Verilen görev 1: Okunacak metne göre İmam Sadık, akıllı bir Müslümanın hangi üç şeyden başkasını düşünmemesinin uygun olduğunu söyler?
Verilen görev 2: Kayıtlarda "45, 308, 102]" ifadesini içeren satırdan başlayıp "branch-2[interactable]: 二、竣工验收条件 bbox=[620, 398, 754, 436]" ifadesini içeren satıra kadar, bu iki satır da dahil olmak üzere, boş satırları atlayarak tüm satırları Markdown tablosu olarak verin. Tabloda Sıra ve Satır adlı iki sütun olsun.

Okunacak metin:

● ● ● ● ● ● ●

İslamî asil düşüncede dünya ve maddi nimetler başlı başına kötü değildir ve insanı yetiştirmek ve saadete erdirmek için birer araçtır. İslam dininde zühd ve takva olarak gündemde olan düşüncenin özel anlamı vardır ve şöyle açıklanabilir. İslam Peygamberi şöyle buyurur: Dünya ahiretin tarlasıdır. İnsan dünyevi yaşamında ve başka insanlarla teamüllerinde bir çok erdeme erişebilir. Yine İslam tealiminde dünyevi zevklerden ve sosyal ilişkilerden el çekmenin yeri yoktur. Kur'an'ı Kerim ruhbanlık yolunu seçen Hz. İsa'nın izleyenleri hakkında şöyle buyurur: Uydurdukları ruhbanlığa gelince, onu biz yazmadık.

Buna göre de Allah Resulü –s– şöyle buyurur: İslam'da ruhbanlık yoktur.

Allah Teâlâ Kur'an'ı Kerim'de eş, evlat, doğa, türlü helal besinler gibi birçok maddi ve dünyevi nimetten söz etmiş ve tüm bunları kendisinin ayetleri ve işaretleri olarak açıklamıştır. Kur'an'ı Kerim'de yer yer bu nimetlerin üzerine yemin edilmiş ve insanın ilahi fıtratı çerçevesinde bu nimetlerden yararlanmak sadece caiz değil aynı zamanda gerekli beyan edilmiştir.

Kur'an'ı Kerim ayetleri ve masum imamlardan –s– geriye kalan rivayetlere göre insanın kendini maddi ve dünyevi nimetlerden tamamen mahrum bırakmaya asla hakkı yoktur. İmam Sadık –s– şöyle buyurur: Akıllı bir Müslüman için üç şeyden başka şeyleri düşünmemesi uygundur. Bunlar yaşamını düzeltmek, ahiret için bir şeyler biriktirmek ve helalden başka zevk aramamaktır.

● ● ● ● ● ● ●

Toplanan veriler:
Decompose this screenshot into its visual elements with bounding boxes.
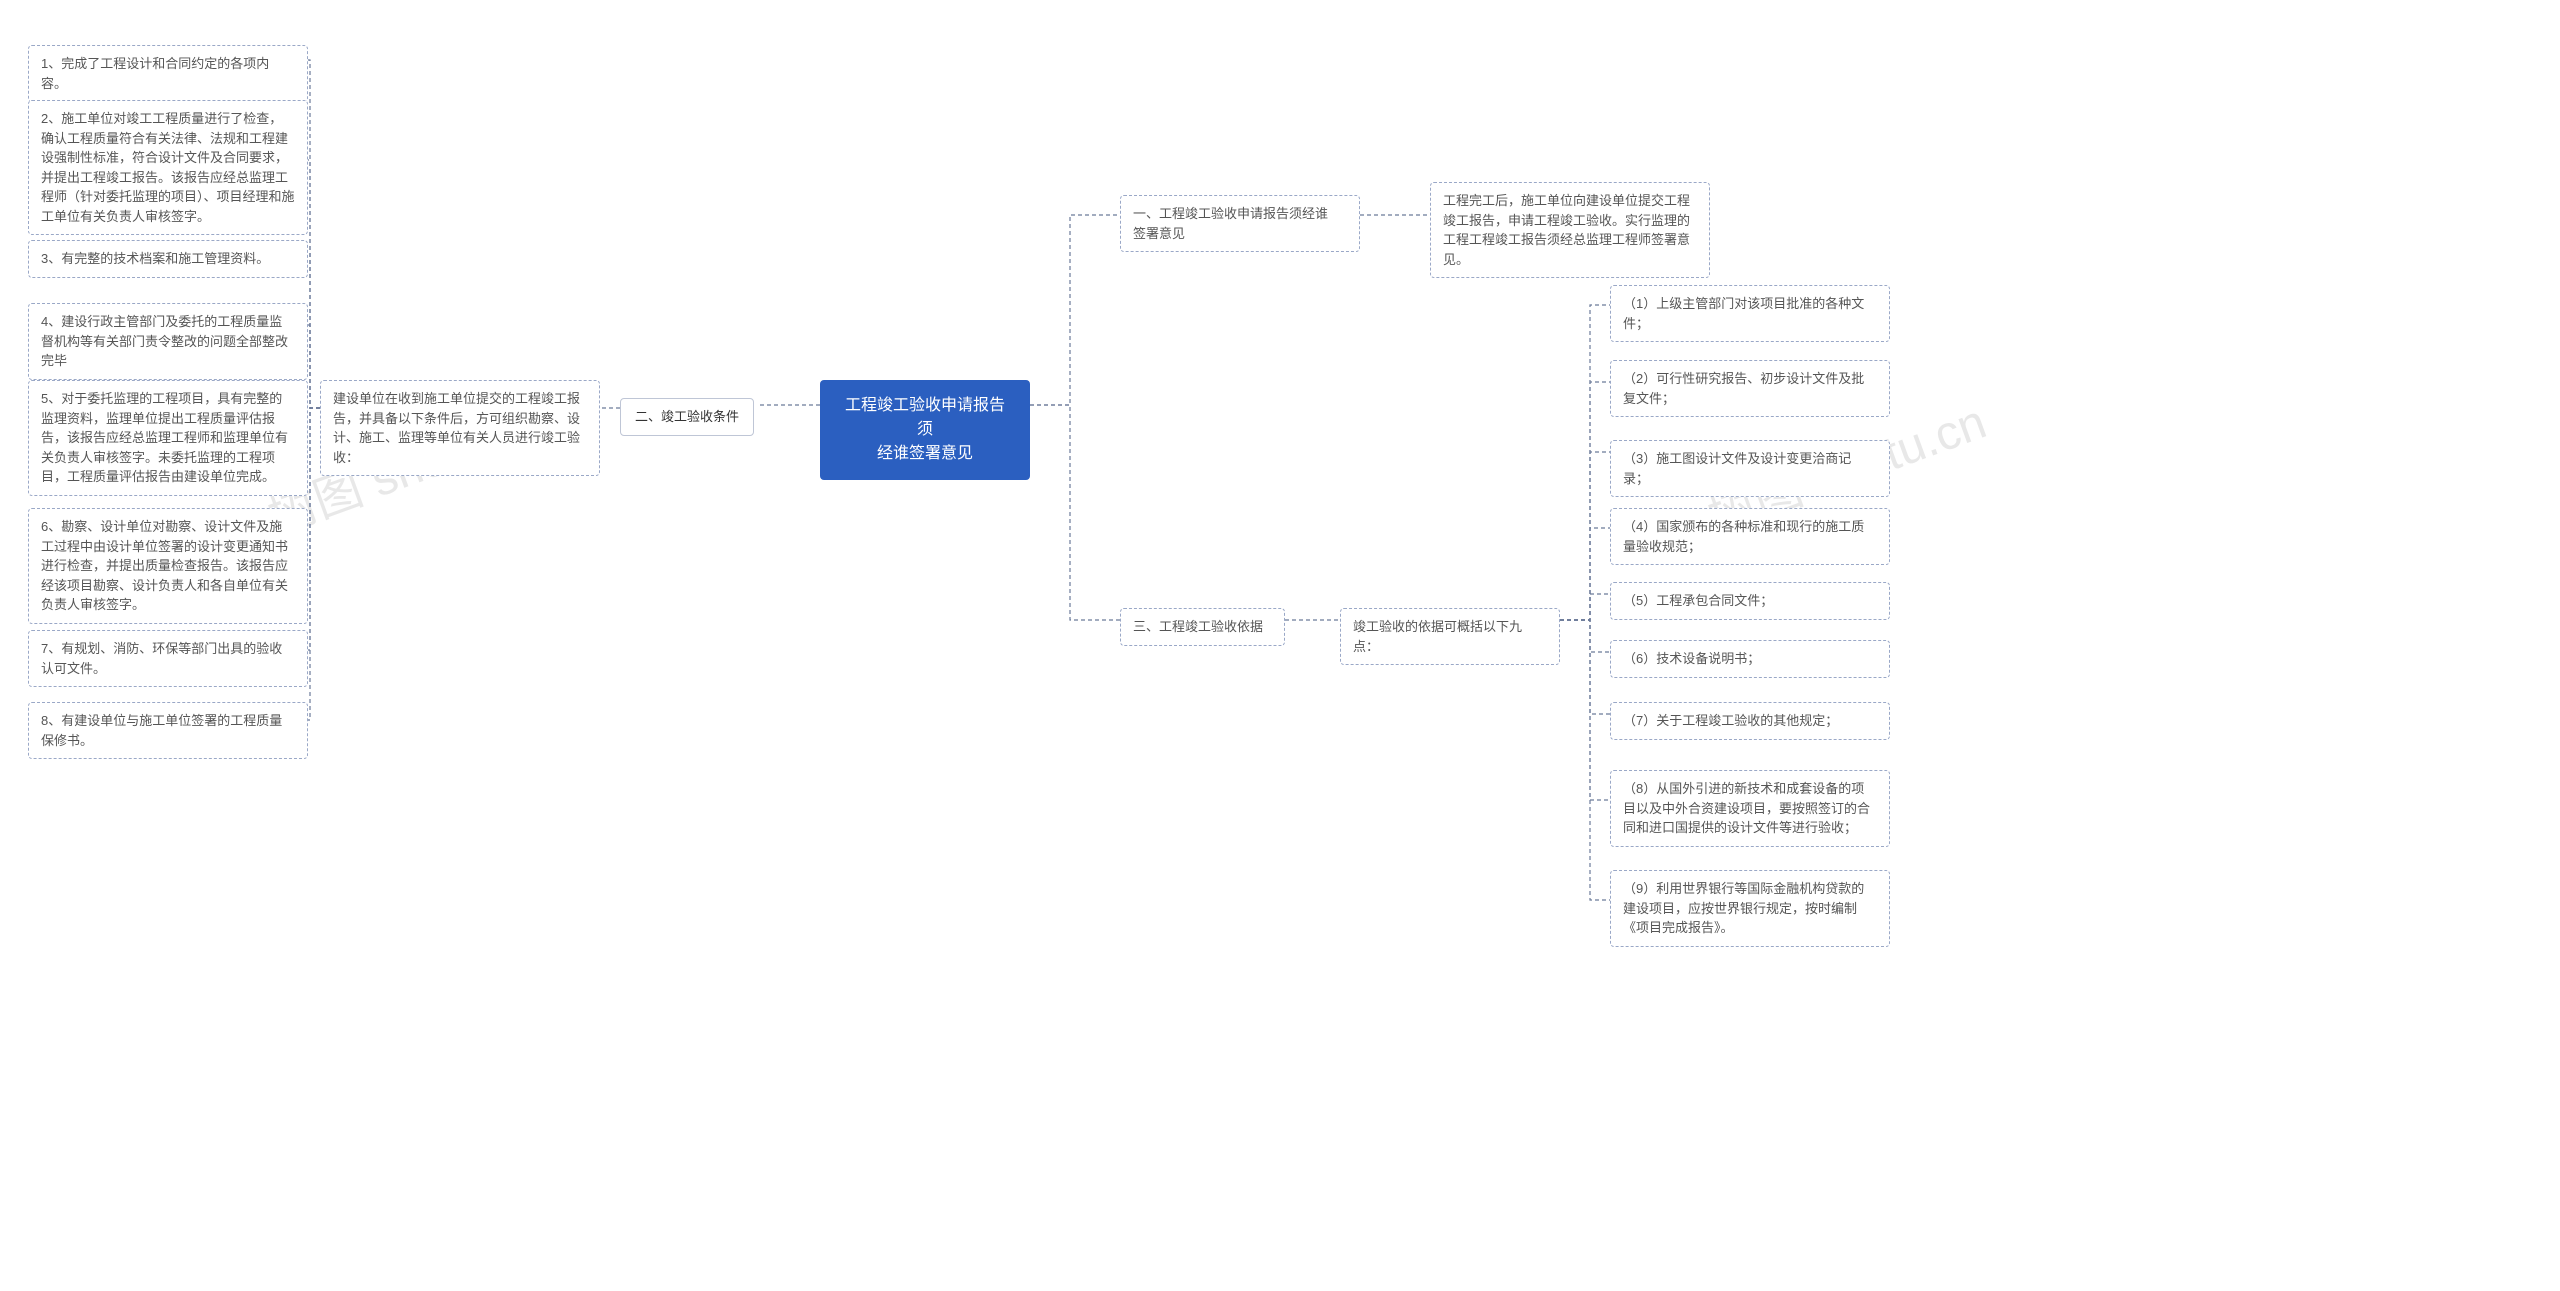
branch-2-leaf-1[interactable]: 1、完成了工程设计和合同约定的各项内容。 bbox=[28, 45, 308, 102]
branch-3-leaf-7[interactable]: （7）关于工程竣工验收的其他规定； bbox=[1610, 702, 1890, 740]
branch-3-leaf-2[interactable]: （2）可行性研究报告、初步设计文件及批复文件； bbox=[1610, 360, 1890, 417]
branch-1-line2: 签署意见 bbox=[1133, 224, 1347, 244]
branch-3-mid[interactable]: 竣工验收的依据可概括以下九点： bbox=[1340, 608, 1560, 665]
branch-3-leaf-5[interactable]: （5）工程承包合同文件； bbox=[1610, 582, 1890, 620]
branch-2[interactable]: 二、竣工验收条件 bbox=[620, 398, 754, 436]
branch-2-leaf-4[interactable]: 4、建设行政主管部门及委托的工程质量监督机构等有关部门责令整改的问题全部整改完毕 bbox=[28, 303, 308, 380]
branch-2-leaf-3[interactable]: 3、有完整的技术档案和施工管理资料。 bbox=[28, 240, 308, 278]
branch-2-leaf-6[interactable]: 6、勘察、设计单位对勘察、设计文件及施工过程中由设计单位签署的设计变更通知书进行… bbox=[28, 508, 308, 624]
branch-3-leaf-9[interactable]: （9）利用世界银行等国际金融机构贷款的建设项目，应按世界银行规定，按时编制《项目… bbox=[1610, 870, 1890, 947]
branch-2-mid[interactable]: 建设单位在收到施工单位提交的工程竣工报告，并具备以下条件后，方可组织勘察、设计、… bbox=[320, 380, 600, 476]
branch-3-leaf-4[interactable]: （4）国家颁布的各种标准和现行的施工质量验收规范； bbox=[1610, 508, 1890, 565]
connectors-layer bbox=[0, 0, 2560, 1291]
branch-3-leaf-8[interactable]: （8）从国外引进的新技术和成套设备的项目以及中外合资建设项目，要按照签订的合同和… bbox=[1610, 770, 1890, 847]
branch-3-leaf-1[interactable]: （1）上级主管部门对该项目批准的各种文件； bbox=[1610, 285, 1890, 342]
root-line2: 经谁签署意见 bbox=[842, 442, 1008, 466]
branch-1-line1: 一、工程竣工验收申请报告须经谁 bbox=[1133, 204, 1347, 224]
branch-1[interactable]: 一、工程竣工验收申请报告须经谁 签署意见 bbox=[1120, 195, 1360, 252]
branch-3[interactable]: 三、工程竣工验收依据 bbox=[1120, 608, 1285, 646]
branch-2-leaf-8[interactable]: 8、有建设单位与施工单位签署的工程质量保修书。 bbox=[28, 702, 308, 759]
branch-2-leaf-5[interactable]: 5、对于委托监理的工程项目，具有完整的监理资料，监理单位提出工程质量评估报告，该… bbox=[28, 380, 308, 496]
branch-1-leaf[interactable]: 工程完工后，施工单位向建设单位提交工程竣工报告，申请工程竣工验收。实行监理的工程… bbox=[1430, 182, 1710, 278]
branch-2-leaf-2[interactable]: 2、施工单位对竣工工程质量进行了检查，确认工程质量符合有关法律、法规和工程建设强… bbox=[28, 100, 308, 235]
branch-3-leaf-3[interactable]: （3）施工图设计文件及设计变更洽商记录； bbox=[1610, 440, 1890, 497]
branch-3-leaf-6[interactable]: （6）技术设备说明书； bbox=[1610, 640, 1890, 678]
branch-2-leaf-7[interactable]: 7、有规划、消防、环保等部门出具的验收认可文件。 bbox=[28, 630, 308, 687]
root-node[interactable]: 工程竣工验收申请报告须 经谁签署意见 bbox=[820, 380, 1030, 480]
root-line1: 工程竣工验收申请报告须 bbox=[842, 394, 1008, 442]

● ● ● ● ● ● ●

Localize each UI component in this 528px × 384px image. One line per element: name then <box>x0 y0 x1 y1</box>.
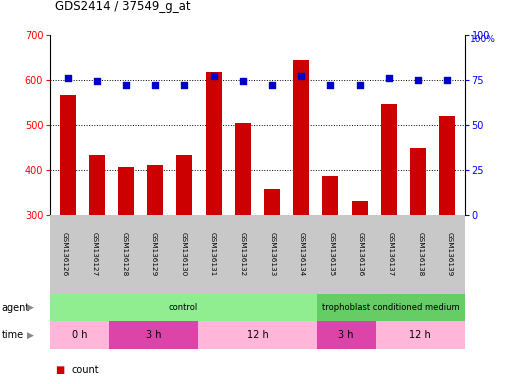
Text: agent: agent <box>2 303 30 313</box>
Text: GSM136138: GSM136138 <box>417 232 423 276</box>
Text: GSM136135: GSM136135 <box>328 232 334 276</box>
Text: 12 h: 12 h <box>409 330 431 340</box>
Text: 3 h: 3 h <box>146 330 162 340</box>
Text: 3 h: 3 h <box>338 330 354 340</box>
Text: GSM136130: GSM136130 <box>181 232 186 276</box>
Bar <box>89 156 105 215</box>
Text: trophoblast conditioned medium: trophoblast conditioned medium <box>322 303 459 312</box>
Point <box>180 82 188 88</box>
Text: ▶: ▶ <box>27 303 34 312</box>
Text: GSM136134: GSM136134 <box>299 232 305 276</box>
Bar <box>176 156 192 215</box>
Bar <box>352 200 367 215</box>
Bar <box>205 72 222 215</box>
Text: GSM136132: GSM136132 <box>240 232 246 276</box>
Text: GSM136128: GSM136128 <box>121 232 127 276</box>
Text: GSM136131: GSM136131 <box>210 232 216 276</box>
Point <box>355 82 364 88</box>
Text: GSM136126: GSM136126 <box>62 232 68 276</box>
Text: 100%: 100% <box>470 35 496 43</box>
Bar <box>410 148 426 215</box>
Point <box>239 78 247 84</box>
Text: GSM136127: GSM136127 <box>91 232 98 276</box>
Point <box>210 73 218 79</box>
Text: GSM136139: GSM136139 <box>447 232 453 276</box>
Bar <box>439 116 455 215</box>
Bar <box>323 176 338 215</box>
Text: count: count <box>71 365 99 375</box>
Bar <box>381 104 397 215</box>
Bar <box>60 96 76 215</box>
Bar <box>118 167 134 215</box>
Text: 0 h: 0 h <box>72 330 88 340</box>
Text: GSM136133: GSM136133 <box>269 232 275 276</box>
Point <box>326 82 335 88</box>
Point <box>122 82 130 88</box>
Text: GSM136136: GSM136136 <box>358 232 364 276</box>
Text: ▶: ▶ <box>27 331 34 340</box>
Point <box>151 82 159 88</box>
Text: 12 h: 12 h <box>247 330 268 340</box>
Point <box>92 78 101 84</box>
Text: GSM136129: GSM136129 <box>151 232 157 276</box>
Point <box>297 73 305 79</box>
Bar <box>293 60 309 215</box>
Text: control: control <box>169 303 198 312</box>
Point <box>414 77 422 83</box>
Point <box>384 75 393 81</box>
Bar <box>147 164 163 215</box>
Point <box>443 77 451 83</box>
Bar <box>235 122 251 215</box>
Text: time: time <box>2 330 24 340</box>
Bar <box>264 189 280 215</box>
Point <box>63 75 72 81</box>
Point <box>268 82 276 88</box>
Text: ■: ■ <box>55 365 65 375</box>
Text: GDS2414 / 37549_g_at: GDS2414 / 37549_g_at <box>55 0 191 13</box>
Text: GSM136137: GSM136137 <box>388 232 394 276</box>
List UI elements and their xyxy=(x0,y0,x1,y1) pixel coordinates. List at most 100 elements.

● ● ● ● ● ● ●

Görev yanıtı 1: Yaşamını düzeltmek, ahiret için bir şeyler biriktirmek ve helalden başka zevk aramamak.

Görev yanıtı 2:
| Sıra | Satır |
|---|---|
| 1 | branch-2-leaf-1[interactable]: 1、完成了工程设计和合同约定的各项内容。 bbox=[28, 45, 308, 102] |
| 2 | branch-3-leaf-7[interactable]: （7）关于工程竣工验收的其他规定； bbox=[1610, 702, 1890, 740] |
| 3 | branch-3-leaf-2[interactable]: （2）可行性研究报告、初步设计文件及批复文件； bbox=[1610, 360, 1890, 417] |
| 4 | branch-1-line2: 签署意见 bbox=[1133, 224, 1347, 244] |
| 5 | branch-3-mid[interactable]: 竣工验收的依据可概括以下九点： bbox=[1340, 608, 1560, 665] |
| 6 | branch-3-leaf-5[interactable]: （5）工程承包合同文件； bbox=[1610, 582, 1890, 620] |
| 7 | branch-2[interactable]: 二、竣工验收条件 bbox=[620, 398, 754, 436] |